**TASK DIRECTIONS**
Track down every line below that holds "eliminations" and copy it.

--- Start of SUPPLIED RECORDS ---

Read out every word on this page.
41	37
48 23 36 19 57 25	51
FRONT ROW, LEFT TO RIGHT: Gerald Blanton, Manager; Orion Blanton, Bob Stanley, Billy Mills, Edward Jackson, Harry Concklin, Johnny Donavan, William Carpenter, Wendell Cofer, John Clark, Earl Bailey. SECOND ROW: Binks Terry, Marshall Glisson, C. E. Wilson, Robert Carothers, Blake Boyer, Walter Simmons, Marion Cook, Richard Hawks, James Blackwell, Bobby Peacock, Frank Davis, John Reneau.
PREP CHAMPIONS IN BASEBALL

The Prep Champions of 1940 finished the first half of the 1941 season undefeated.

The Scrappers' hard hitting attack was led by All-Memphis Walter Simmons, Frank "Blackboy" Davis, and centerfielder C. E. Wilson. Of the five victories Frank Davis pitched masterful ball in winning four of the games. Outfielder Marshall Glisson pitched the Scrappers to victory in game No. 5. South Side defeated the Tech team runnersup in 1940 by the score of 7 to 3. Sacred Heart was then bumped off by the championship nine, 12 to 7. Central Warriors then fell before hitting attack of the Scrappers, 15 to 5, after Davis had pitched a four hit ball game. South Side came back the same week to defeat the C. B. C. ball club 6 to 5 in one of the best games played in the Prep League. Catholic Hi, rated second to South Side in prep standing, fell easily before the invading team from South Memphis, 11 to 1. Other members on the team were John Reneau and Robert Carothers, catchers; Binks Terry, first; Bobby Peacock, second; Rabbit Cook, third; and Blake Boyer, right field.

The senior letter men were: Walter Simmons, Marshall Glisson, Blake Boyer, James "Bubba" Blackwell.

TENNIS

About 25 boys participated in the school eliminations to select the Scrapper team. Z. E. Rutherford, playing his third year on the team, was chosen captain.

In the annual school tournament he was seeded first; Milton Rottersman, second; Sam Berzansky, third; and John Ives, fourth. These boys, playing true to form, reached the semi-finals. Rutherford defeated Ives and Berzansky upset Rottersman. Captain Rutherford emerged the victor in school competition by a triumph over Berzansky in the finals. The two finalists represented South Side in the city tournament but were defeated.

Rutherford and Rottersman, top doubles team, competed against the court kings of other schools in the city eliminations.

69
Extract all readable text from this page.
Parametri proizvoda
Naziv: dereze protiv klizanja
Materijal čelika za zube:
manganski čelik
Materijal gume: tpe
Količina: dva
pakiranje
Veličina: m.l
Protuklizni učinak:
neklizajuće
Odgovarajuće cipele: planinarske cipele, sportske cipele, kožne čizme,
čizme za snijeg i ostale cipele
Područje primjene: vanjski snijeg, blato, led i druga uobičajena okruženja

--- End of SUPPLIED RECORDS ---

**RESPONSE**
About 25 boys participated in the school eliminations to select the Scrapper team. Z. E. Rutherford, playing his third year on the team, was chosen captain.
Rutherford and Rottersman, top doubles team, competed against the court kings of other schools in the city eliminations.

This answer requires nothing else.